> **MATERIAL FOR THIS TASK**
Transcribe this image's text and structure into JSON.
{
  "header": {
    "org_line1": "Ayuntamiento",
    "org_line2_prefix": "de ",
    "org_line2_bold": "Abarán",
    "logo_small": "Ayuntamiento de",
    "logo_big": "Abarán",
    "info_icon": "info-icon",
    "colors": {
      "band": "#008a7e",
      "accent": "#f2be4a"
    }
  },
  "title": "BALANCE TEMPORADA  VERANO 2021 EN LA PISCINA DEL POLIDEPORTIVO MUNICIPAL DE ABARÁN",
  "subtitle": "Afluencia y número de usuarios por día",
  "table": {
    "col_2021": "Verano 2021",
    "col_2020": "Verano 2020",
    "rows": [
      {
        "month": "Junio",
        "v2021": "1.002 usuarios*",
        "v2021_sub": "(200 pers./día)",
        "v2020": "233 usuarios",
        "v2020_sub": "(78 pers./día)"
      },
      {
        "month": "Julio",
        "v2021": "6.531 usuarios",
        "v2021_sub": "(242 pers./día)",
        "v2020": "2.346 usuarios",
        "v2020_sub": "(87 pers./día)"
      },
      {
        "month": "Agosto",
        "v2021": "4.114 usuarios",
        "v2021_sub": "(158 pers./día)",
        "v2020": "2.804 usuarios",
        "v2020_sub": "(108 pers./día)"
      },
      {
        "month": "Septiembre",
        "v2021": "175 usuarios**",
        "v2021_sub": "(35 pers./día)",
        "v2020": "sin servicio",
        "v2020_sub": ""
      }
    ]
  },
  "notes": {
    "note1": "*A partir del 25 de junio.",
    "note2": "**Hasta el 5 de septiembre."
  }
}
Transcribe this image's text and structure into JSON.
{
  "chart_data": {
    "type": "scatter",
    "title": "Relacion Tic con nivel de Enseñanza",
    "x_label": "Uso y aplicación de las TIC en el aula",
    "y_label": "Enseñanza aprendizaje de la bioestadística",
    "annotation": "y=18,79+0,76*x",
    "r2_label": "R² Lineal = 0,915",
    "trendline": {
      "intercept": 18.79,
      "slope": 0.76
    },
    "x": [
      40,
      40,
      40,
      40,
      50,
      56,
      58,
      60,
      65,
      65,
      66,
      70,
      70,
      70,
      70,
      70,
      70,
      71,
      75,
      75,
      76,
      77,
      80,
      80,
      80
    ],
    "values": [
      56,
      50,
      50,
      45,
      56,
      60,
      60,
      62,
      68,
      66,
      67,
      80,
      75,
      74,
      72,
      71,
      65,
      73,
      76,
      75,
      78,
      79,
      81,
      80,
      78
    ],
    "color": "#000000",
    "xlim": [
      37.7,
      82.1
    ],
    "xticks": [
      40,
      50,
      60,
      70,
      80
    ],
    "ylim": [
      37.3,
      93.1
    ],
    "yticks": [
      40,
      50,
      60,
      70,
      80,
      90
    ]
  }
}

> **GIVEN EXERCISE**
Print all of the entries again, exactly as written.

> **SOLUTION FOR THIS TASK**
Transcribe this image's text and structure into JSON.
{
  "header": {
    "org_line1": "Ayuntamiento",
    "org_line2_prefix": "de ",
    "org_line2_bold": "Abarán",
    "logo_small": "Ayuntamiento de",
    "logo_big": "Abarán",
    "info_icon": "info-icon",
    "colors": {
      "band": "#008a7e",
      "accent": "#f2be4a"
    }
  },
  "title": "BALANCE TEMPORADA  VERANO 2021 EN LA PISCINA DEL POLIDEPORTIVO MUNICIPAL DE ABARÁN",
  "subtitle": "Afluencia y número de usuarios por día",
  "table": {
    "col_2021": "Verano 2021",
    "col_2020": "Verano 2020",
    "rows": [
      {
        "month": "Junio",
        "v2021": "1.002 usuarios*",
        "v2021_sub": "(200 pers./día)",
        "v2020": "233 usuarios",
        "v2020_sub": "(78 pers./día)"
      },
      {
        "month": "Julio",
        "v2021": "6.531 usuarios",
        "v2021_sub": "(242 pers./día)",
        "v2020": "2.346 usuarios",
        "v2020_sub": "(87 pers./día)"
      },
      {
        "month": "Agosto",
        "v2021": "4.114 usuarios",
        "v2021_sub": "(158 pers./día)",
        "v2020": "2.804 usuarios",
        "v2020_sub": "(108 pers./día)"
      },
      {
        "month": "Septiembre",
        "v2021": "175 usuarios**",
        "v2021_sub": "(35 pers./día)",
        "v2020": "sin servicio",
        "v2020_sub": ""
      }
    ]
  },
  "notes": {
    "note1": "*A partir del 25 de junio.",
    "note2": "**Hasta el 5 de septiembre."
  }
}
Transcribe this image's text and structure into JSON.
{
  "chart_data": {
    "type": "scatter",
    "title": "Relacion Tic con nivel de Enseñanza",
    "x_label": "Uso y aplicación de las TIC en el aula",
    "y_label": "Enseñanza aprendizaje de la bioestadística",
    "annotation": "y=18,79+0,76*x",
    "r2_label": "R² Lineal = 0,915",
    "trendline": {
      "intercept": 18.79,
      "slope": 0.76
    },
    "x": [
      40,
      40,
      40,
      40,
      50,
      56,
      58,
      60,
      65,
      65,
      66,
      70,
      70,
      70,
      70,
      70,
      70,
      71,
      75,
      75,
      76,
      77,
      80,
      80,
      80
    ],
    "values": [
      56,
      50,
      50,
      45,
      56,
      60,
      60,
      62,
      68,
      66,
      67,
      80,
      75,
      74,
      72,
      71,
      65,
      73,
      76,
      75,
      78,
      79,
      81,
      80,
      78
    ],
    "color": "#000000",
    "xlim": [
      37.7,
      82.1
    ],
    "xticks": [
      40,
      50,
      60,
      70,
      80
    ],
    "ylim": [
      37.3,
      93.1
    ],
    "yticks": [
      40,
      50,
      60,
      70,
      80,
      90
    ]
  }
}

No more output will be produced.